• DATA TO PROCESS
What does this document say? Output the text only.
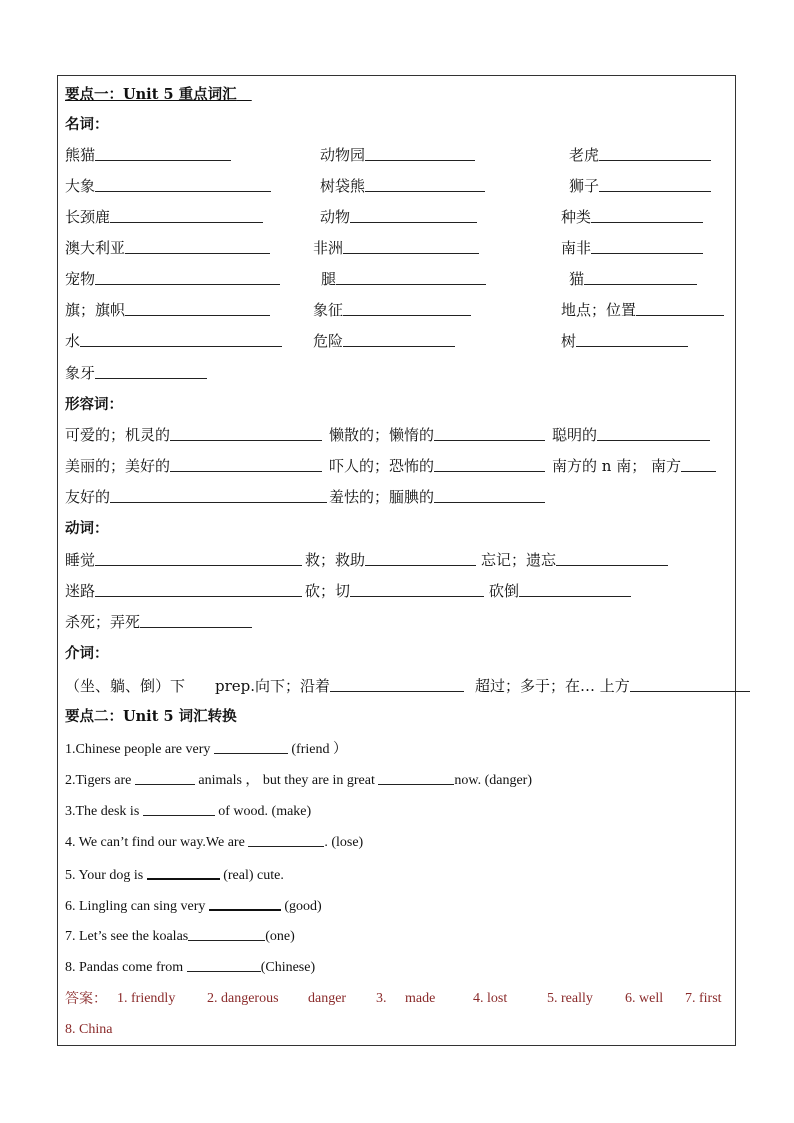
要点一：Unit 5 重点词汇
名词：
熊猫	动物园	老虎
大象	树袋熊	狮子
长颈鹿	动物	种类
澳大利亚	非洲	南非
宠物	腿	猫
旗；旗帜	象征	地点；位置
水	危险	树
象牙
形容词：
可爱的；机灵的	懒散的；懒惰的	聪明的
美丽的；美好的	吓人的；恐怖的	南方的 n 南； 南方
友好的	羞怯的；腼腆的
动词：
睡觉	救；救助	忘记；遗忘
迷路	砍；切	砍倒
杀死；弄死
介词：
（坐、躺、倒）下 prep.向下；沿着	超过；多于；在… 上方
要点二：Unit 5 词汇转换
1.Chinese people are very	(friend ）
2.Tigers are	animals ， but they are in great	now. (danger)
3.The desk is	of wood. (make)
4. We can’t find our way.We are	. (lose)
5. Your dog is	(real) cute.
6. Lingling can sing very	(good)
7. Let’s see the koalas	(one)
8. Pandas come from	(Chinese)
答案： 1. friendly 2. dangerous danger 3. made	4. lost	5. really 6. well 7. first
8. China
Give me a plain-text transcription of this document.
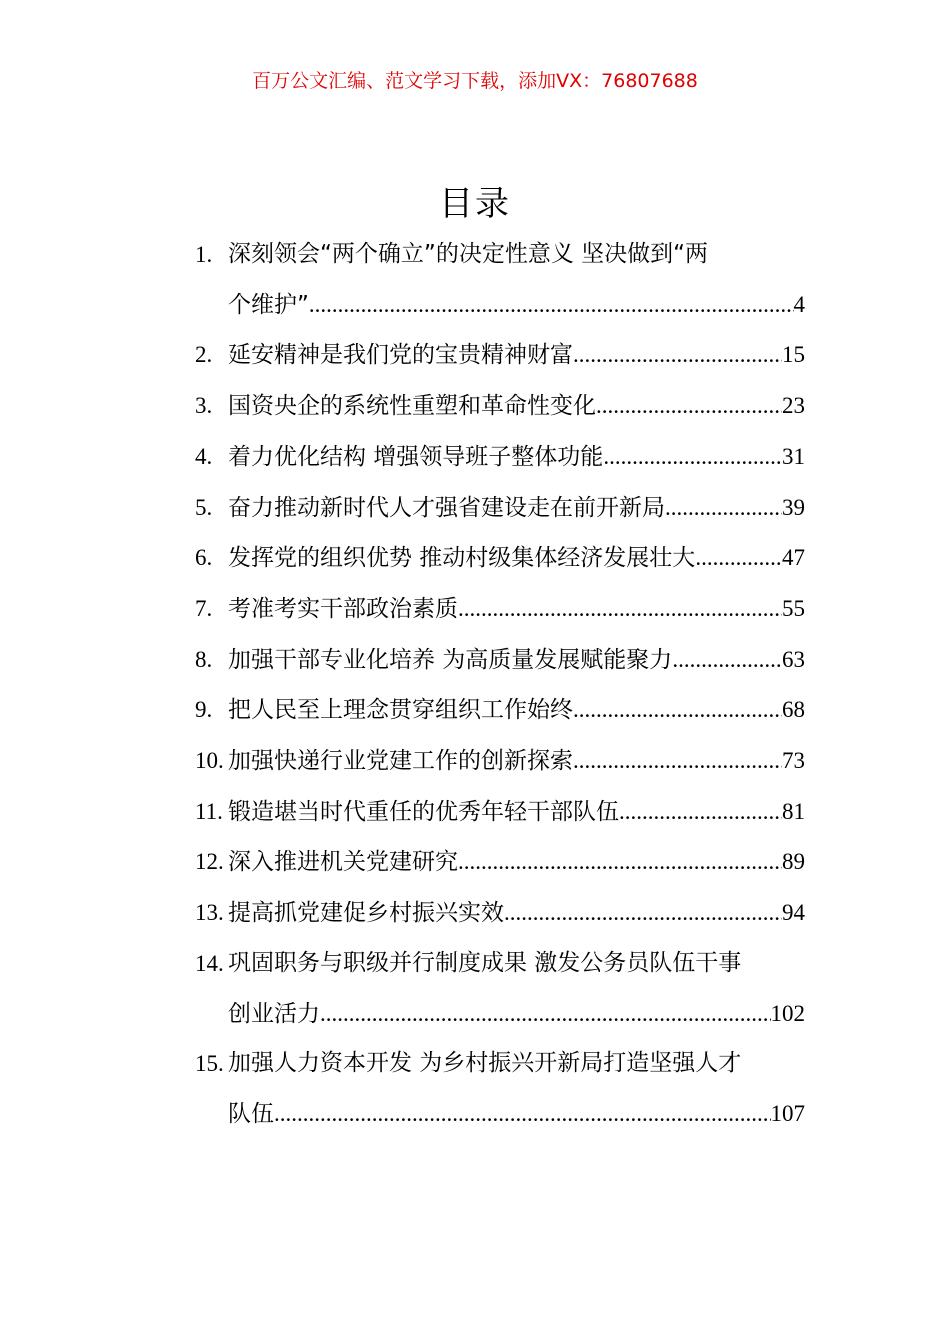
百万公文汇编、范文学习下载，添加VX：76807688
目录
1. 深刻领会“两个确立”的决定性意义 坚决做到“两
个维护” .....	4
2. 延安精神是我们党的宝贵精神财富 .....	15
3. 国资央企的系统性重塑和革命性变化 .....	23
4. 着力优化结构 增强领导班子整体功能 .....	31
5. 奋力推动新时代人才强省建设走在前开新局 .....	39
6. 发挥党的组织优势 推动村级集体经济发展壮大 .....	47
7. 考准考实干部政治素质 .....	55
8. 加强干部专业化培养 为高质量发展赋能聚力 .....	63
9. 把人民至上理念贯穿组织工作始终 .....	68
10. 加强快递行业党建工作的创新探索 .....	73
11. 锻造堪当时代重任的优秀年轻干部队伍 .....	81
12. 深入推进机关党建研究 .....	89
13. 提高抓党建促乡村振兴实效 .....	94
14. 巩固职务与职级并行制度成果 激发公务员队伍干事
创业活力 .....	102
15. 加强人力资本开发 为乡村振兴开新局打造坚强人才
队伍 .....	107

• WHAT YOU WILL DO
Read the entries and show each line that mentions "this".

• OUTPUT OF THE EXERCISE
What does this document say? Output the text only.
Give me a plain-text transcription of this document.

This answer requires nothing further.